▸ **Saved entries**:
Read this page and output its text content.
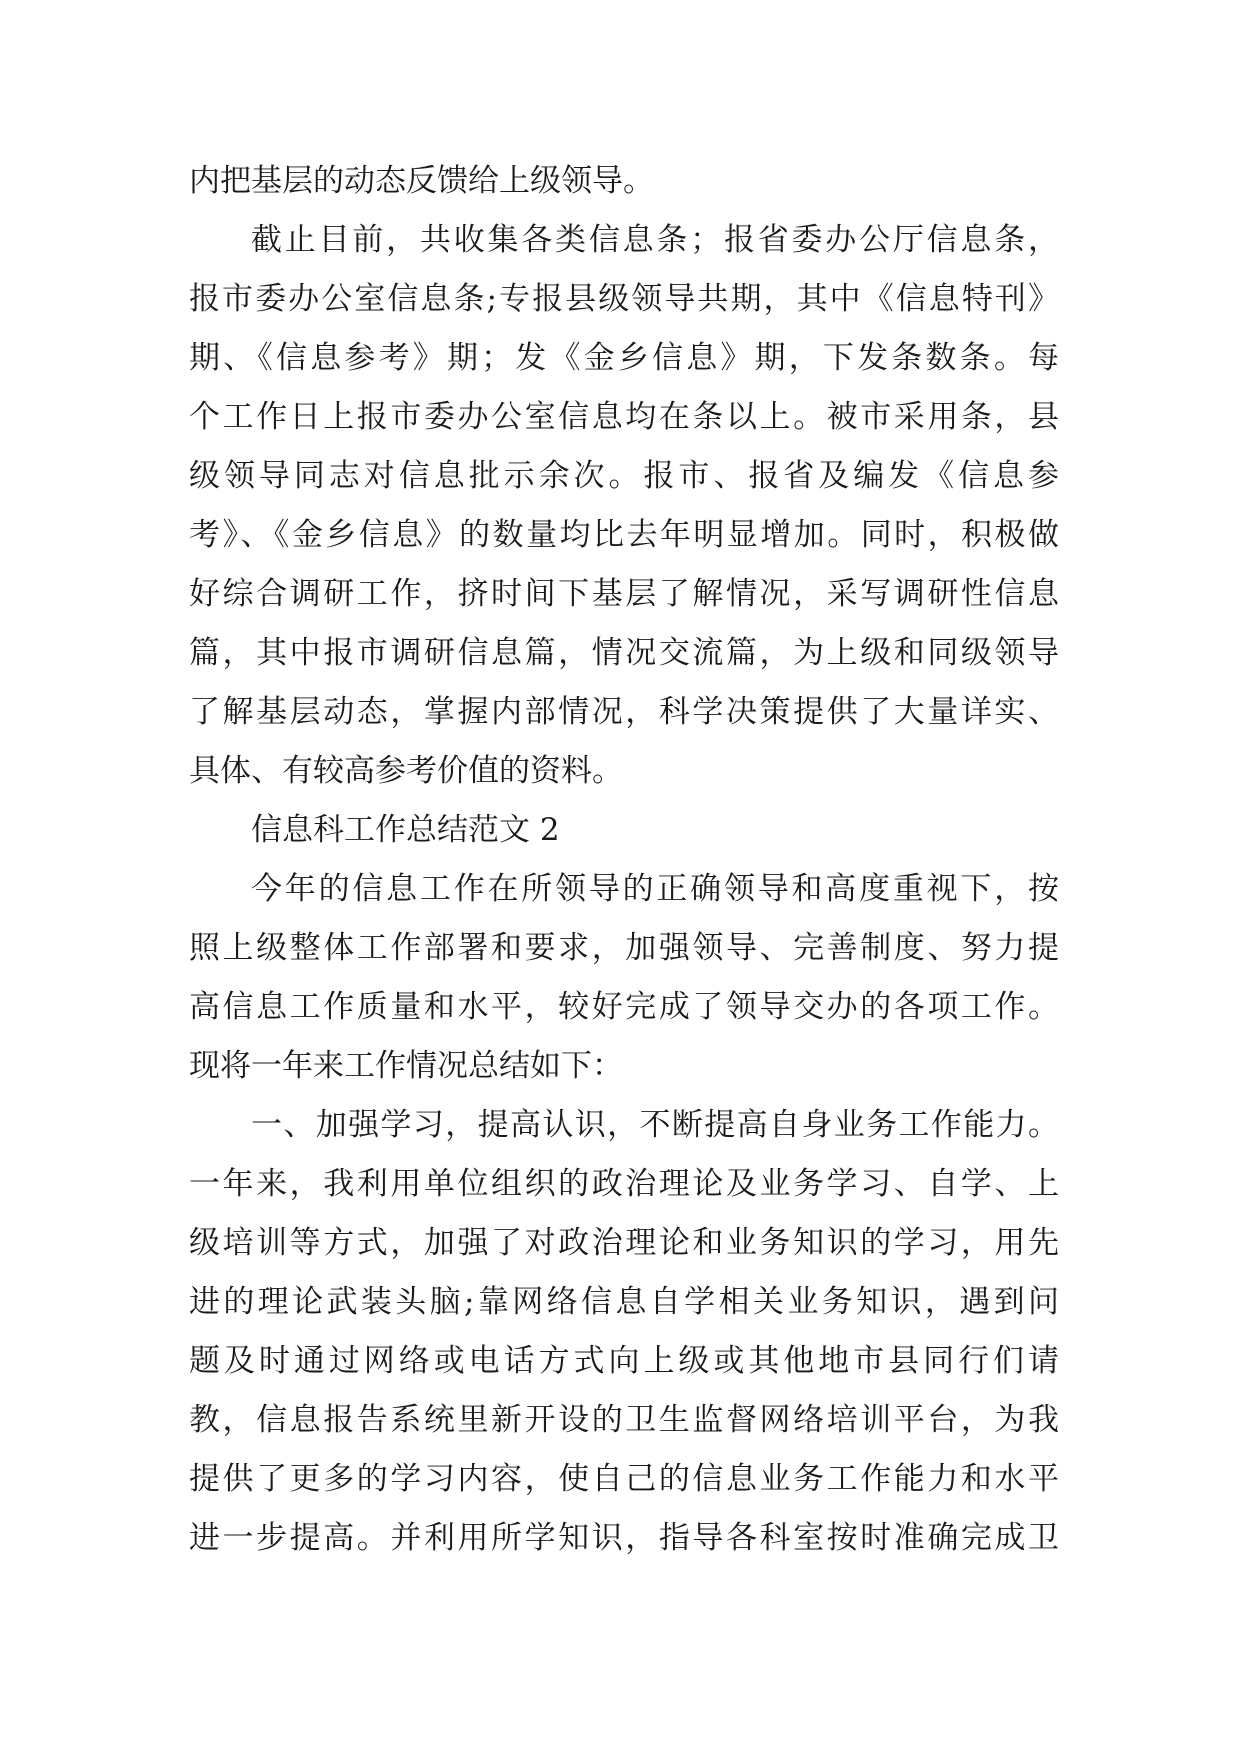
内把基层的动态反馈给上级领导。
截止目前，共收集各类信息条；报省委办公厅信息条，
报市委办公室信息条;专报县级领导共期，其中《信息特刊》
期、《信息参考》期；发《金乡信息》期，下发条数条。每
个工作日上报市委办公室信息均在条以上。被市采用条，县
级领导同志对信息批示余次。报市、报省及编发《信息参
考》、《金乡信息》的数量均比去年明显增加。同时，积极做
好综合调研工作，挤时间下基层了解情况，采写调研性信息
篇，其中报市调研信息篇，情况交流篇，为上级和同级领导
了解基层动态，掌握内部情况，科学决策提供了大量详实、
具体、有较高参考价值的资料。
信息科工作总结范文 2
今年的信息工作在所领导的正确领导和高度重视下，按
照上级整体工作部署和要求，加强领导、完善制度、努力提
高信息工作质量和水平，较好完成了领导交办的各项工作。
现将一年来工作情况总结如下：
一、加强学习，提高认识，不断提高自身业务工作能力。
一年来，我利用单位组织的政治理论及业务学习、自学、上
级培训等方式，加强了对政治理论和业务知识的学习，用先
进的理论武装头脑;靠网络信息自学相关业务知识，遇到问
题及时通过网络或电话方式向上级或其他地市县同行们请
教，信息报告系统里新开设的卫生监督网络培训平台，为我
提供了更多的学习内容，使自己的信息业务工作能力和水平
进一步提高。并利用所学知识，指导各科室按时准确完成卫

▸ **Problem to work on**: Reproduce the whole listing word for word, setting aside any pictures.

▸ **Solution to the exercise**:
Read this page and output its text content.
内把基层的动态反馈给上级领导。
截止目前，共收集各类信息条；报省委办公厅信息条，
报市委办公室信息条;专报县级领导共期，其中《信息特刊》
期、《信息参考》期；发《金乡信息》期，下发条数条。每
个工作日上报市委办公室信息均在条以上。被市采用条，县
级领导同志对信息批示余次。报市、报省及编发《信息参
考》、《金乡信息》的数量均比去年明显增加。同时，积极做
好综合调研工作，挤时间下基层了解情况，采写调研性信息
篇，其中报市调研信息篇，情况交流篇，为上级和同级领导
了解基层动态，掌握内部情况，科学决策提供了大量详实、
具体、有较高参考价值的资料。
信息科工作总结范文 2
今年的信息工作在所领导的正确领导和高度重视下，按
照上级整体工作部署和要求，加强领导、完善制度、努力提
高信息工作质量和水平，较好完成了领导交办的各项工作。
现将一年来工作情况总结如下：
一、加强学习，提高认识，不断提高自身业务工作能力。
一年来，我利用单位组织的政治理论及业务学习、自学、上
级培训等方式，加强了对政治理论和业务知识的学习，用先
进的理论武装头脑;靠网络信息自学相关业务知识，遇到问
题及时通过网络或电话方式向上级或其他地市县同行们请
教，信息报告系统里新开设的卫生监督网络培训平台，为我
提供了更多的学习内容，使自己的信息业务工作能力和水平
进一步提高。并利用所学知识，指导各科室按时准确完成卫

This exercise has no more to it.